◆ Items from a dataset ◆
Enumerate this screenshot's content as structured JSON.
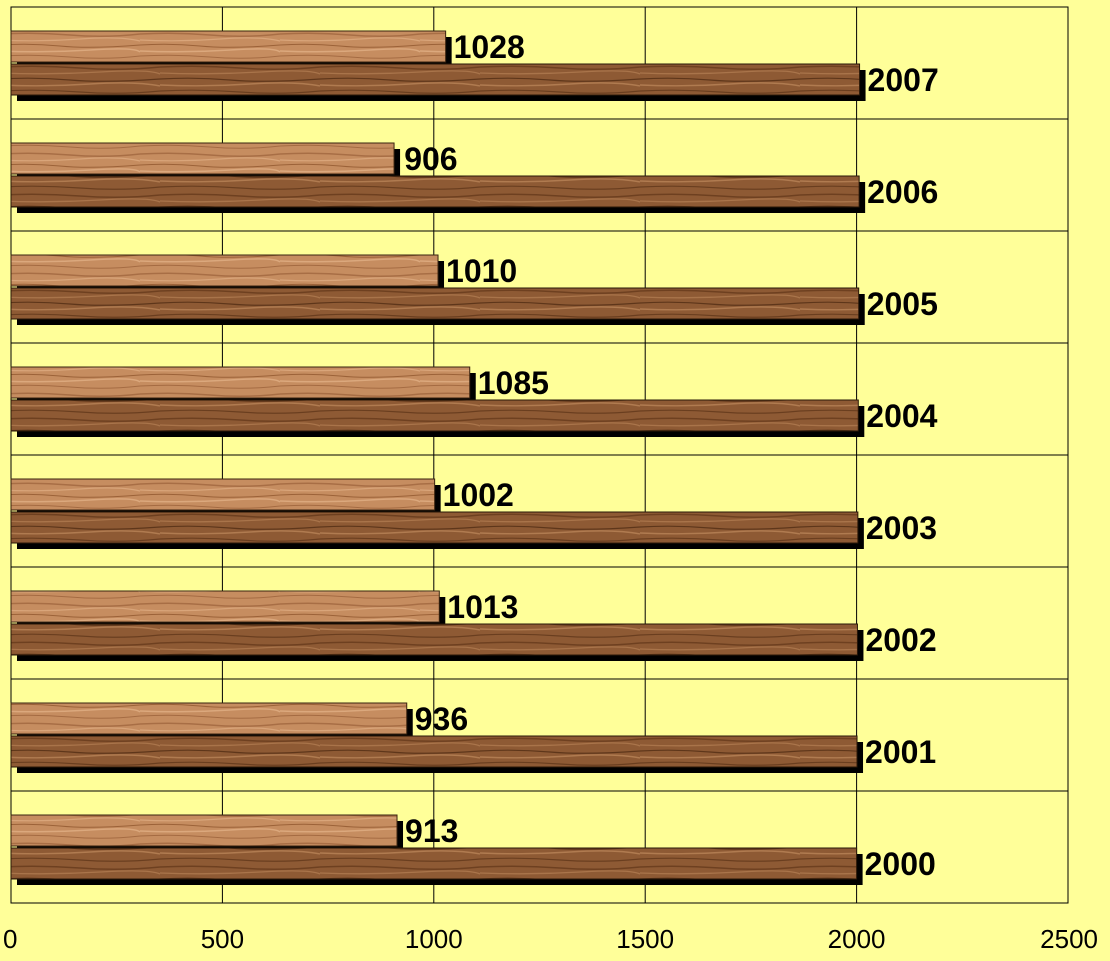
{
  "chart_data": {
    "type": "bar",
    "orientation": "horizontal",
    "categories": [
      "2000",
      "2001",
      "2002",
      "2003",
      "2004",
      "2005",
      "2006",
      "2007"
    ],
    "series": [
      {
        "values": [
          913,
          936,
          1013,
          1002,
          1085,
          1010,
          906,
          1028
        ]
      },
      {
        "values": [
          2000,
          2001,
          2002,
          2003,
          2004,
          2005,
          2006,
          2007
        ]
      }
    ],
    "data_labels": [
      {
        "category": "2000",
        "labels": [
          "913",
          "2000"
        ]
      },
      {
        "category": "2001",
        "labels": [
          "936",
          "2001"
        ]
      },
      {
        "category": "2002",
        "labels": [
          "1013",
          "2002"
        ]
      },
      {
        "category": "2003",
        "labels": [
          "1002",
          "2003"
        ]
      },
      {
        "category": "2004",
        "labels": [
          "1085",
          "2004"
        ]
      },
      {
        "category": "2005",
        "labels": [
          "1010",
          "2005"
        ]
      },
      {
        "category": "2006",
        "labels": [
          "906",
          "2006"
        ]
      },
      {
        "category": "2007",
        "labels": [
          "1028",
          "2007"
        ]
      }
    ],
    "x_ticks": [
      "0",
      "500",
      "1000",
      "1500",
      "2000",
      "2500"
    ],
    "xlim": [
      0,
      2500
    ],
    "grid": true,
    "legend": "none",
    "title": "",
    "xlabel": "",
    "ylabel": ""
  },
  "colors": {
    "background": "#ffff99",
    "grid": "#000000",
    "bar_light": "#c48a5c",
    "bar_dark": "#8a5530",
    "bar_shadow": "#000000"
  }
}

◆ Direction ◆
Whichever lines contain the string "category", select and copy them.

◆ Full answer ◆
        "category": "2000",
        "category": "2001",
        "category": "2002",
        "category": "2003",
        "category": "2004",
        "category": "2005",
        "category": "2006",
        "category": "2007",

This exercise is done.